**** Source records
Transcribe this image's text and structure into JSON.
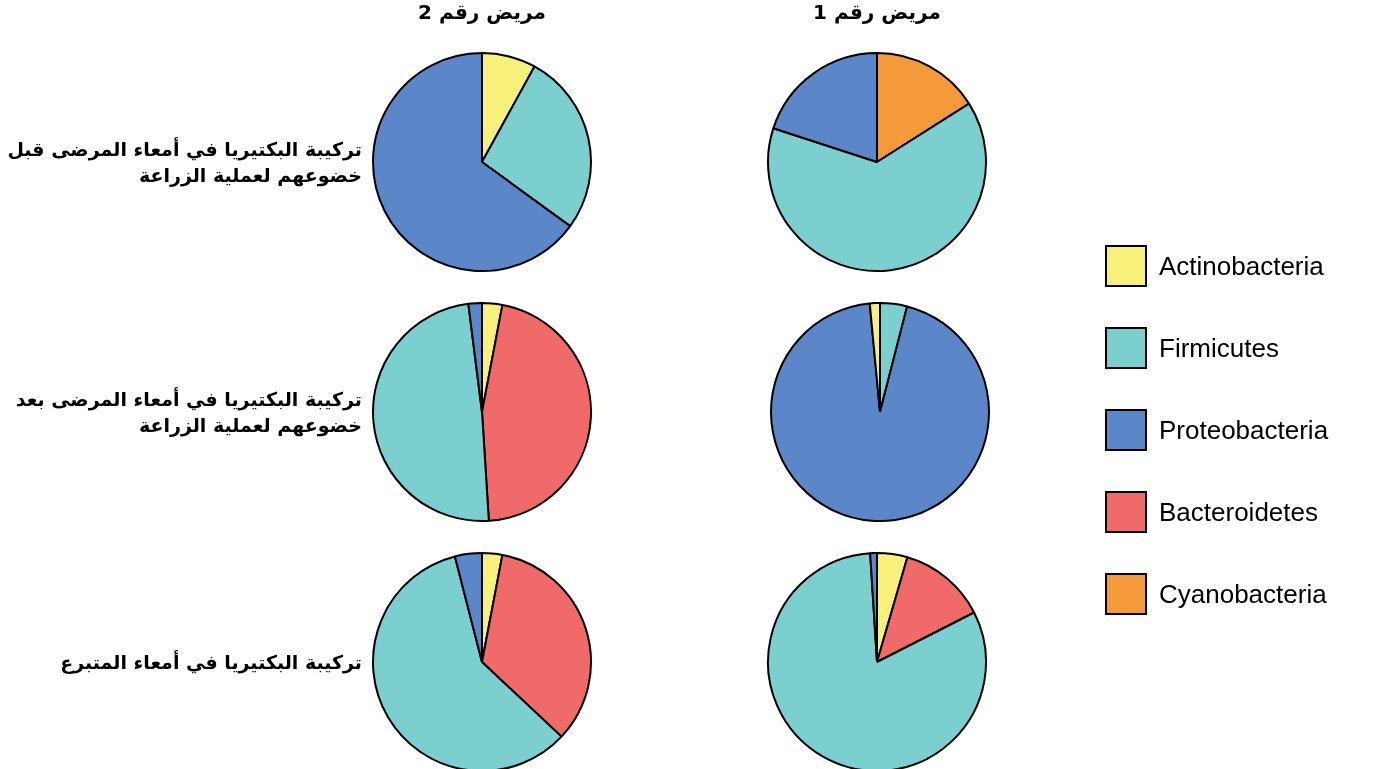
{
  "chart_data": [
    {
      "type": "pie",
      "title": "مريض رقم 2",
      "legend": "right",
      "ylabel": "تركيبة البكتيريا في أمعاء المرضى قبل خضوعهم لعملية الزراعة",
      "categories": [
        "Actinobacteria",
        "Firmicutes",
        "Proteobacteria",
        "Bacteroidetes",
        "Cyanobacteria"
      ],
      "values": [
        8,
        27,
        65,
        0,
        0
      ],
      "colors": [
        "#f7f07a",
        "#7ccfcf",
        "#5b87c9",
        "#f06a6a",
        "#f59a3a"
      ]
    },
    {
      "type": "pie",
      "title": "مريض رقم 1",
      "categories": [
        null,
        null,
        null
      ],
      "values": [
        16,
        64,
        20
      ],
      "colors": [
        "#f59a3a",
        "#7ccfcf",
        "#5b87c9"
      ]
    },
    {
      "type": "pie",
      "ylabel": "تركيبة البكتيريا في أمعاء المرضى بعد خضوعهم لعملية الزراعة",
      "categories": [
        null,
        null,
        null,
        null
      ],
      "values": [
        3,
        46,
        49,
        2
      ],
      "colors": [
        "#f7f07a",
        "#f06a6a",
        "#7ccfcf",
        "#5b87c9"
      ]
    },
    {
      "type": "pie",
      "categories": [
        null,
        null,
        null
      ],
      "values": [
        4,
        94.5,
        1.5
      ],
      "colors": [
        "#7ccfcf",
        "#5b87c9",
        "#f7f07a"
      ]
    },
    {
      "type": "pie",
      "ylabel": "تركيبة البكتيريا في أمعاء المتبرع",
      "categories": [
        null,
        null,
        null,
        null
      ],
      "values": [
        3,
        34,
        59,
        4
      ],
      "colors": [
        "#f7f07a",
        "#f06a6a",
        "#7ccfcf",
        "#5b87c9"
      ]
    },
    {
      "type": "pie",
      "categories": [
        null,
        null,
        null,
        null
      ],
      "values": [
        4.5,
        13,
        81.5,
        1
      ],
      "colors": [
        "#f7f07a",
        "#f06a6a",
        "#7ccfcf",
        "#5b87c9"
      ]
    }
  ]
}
********
**** Source records
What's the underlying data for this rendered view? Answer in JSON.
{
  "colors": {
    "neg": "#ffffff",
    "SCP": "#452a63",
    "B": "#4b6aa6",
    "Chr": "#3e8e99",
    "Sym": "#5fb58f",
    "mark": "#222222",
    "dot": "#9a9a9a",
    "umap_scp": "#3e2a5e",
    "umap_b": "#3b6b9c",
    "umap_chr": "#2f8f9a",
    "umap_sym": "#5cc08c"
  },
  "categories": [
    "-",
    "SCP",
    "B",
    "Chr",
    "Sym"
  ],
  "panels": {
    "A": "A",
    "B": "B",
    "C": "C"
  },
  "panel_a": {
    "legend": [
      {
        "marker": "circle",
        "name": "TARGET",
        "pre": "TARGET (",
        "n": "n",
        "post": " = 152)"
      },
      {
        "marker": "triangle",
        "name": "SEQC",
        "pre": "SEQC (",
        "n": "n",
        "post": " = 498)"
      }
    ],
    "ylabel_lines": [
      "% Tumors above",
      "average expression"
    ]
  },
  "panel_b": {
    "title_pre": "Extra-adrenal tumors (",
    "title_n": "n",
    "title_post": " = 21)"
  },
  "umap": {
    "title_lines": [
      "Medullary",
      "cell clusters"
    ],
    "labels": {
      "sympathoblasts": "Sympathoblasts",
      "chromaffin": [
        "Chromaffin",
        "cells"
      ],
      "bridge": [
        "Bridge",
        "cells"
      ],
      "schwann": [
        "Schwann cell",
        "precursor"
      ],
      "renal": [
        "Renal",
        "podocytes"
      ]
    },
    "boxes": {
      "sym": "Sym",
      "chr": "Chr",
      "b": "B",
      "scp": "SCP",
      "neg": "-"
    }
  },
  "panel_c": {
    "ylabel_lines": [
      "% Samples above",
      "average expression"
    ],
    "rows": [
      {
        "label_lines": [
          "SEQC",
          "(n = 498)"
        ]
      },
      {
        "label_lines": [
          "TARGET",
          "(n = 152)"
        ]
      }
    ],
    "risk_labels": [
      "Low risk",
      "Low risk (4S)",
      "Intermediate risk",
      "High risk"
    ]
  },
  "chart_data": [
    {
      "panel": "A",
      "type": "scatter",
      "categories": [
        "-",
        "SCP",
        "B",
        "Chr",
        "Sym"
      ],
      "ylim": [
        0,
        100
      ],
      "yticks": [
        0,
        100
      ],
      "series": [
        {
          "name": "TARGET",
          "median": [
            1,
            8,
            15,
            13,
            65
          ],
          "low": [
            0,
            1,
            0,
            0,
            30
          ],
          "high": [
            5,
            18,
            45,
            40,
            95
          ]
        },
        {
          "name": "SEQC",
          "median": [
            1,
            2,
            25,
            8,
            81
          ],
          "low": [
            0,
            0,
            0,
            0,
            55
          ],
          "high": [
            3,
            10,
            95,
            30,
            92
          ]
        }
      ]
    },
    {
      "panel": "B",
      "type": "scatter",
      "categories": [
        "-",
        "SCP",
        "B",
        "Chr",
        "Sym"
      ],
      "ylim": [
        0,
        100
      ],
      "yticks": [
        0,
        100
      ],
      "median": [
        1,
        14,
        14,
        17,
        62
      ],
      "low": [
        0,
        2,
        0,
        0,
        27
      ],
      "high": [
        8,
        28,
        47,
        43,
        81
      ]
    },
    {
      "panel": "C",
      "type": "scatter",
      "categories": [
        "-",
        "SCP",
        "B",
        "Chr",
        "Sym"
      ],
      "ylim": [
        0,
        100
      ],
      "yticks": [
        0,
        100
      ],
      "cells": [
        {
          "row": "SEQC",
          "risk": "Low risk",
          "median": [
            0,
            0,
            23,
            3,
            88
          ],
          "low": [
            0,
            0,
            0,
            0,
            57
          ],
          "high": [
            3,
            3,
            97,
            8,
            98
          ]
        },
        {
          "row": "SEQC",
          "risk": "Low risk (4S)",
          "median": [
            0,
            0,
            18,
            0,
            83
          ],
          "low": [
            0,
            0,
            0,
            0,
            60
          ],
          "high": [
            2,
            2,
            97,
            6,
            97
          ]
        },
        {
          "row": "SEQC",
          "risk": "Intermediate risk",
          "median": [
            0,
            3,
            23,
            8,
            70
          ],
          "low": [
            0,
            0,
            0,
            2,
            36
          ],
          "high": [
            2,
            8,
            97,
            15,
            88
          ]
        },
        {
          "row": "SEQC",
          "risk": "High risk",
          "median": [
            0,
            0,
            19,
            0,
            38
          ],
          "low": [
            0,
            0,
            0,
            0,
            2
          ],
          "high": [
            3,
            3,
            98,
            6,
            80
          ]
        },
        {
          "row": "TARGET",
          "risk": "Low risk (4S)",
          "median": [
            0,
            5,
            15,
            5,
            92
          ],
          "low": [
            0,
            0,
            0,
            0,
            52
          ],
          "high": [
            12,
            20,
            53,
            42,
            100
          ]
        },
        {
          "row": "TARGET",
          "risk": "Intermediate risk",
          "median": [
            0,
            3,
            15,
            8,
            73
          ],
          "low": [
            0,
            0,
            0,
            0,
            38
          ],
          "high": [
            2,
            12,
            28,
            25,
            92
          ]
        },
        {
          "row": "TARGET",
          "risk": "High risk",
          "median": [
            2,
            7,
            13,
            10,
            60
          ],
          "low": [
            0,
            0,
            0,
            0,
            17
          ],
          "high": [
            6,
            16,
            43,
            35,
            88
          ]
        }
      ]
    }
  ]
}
********
**** Source records
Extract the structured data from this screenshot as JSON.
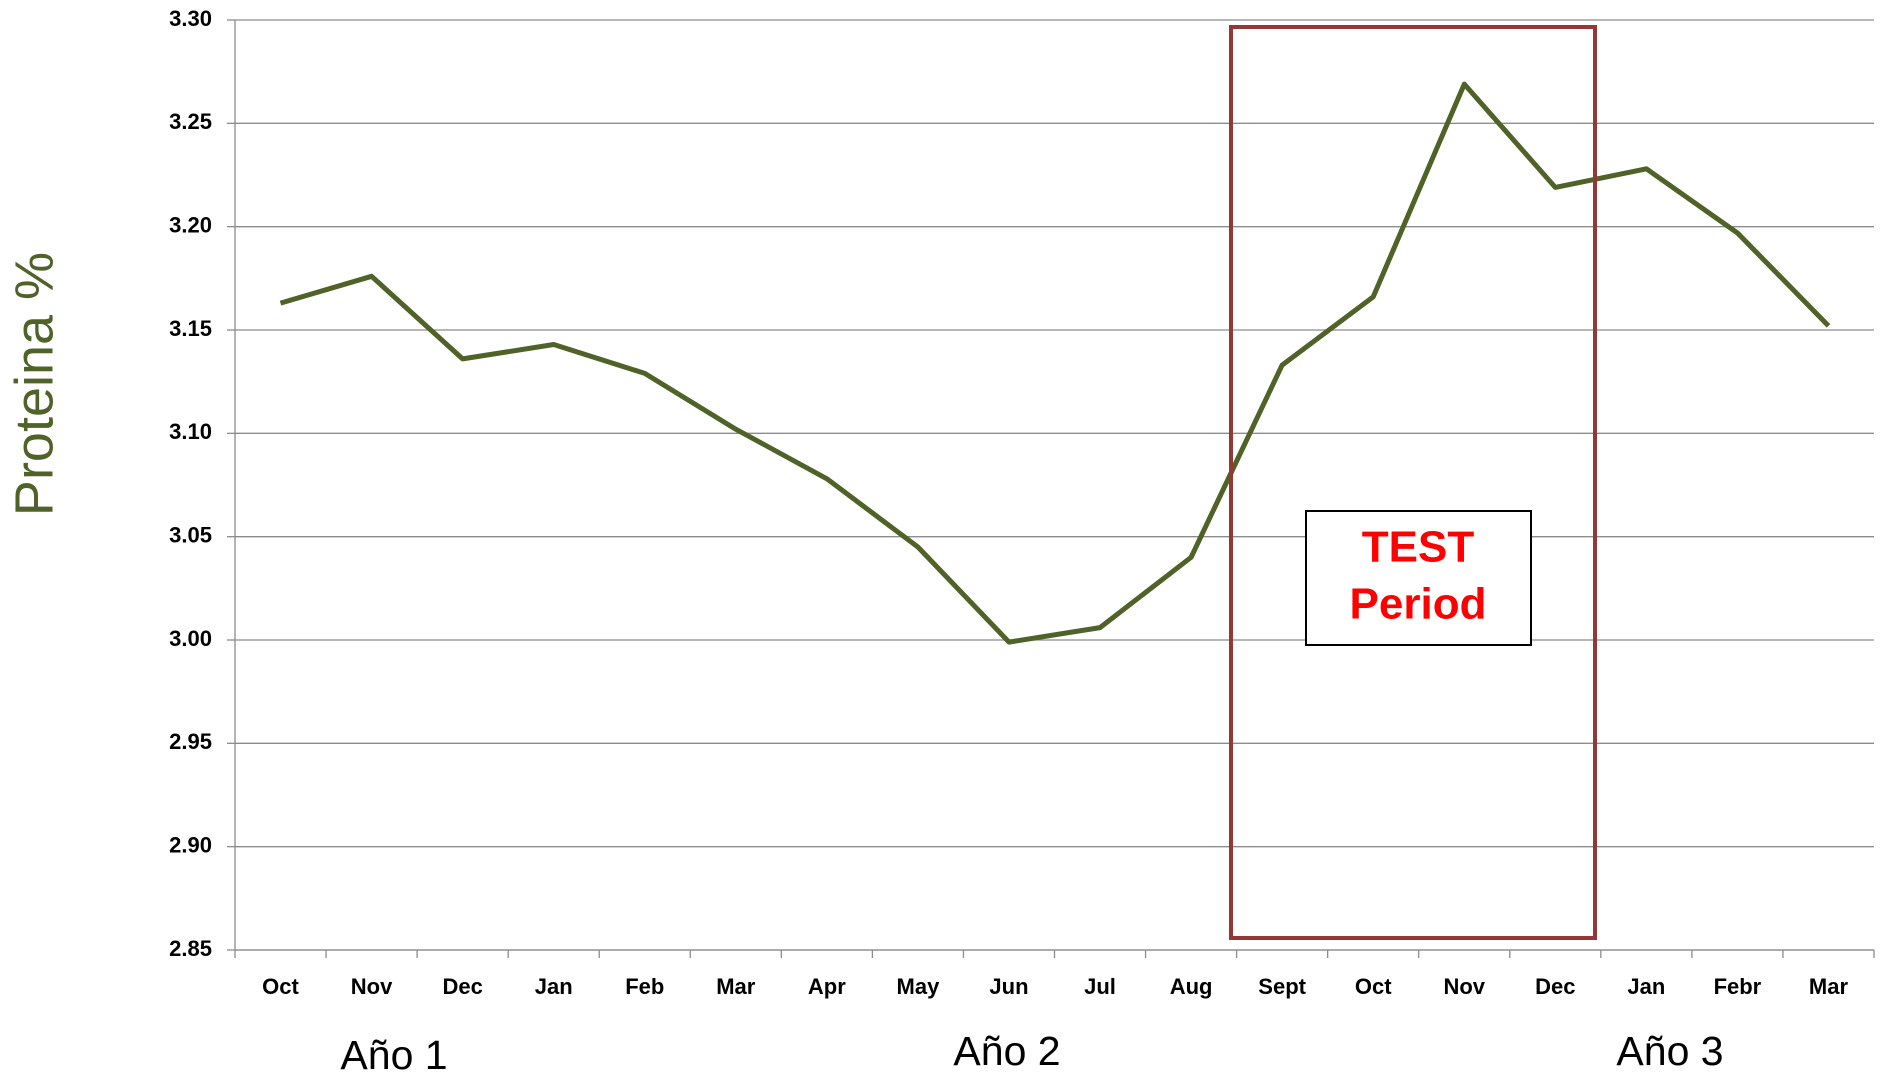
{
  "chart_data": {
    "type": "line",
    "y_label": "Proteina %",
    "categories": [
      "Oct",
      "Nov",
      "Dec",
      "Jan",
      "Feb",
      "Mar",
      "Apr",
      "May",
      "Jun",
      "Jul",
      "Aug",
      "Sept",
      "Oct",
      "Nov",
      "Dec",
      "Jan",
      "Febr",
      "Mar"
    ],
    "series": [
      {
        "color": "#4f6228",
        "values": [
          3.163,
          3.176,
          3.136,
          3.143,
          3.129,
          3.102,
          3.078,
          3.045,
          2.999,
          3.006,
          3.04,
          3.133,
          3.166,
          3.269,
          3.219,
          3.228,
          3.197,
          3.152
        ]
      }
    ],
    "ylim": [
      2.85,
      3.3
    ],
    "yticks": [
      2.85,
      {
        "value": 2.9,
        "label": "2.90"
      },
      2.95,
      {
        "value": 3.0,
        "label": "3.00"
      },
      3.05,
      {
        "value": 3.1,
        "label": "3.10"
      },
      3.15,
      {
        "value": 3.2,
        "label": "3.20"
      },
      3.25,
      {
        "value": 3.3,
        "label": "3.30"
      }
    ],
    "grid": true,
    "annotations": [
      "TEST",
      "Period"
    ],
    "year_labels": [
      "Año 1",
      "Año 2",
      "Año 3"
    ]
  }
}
********
■ Your goal: Pull every line containing "البكتيريا" out of the records.

■ Your response:
      "ylabel": "تركيبة البكتيريا في أمعاء المرضى قبل خضوعهم لعملية الزراعة",
      "ylabel": "تركيبة البكتيريا في أمعاء المرضى بعد خضوعهم لعملية الزراعة",
      "ylabel": "تركيبة البكتيريا في أمعاء المتبرع",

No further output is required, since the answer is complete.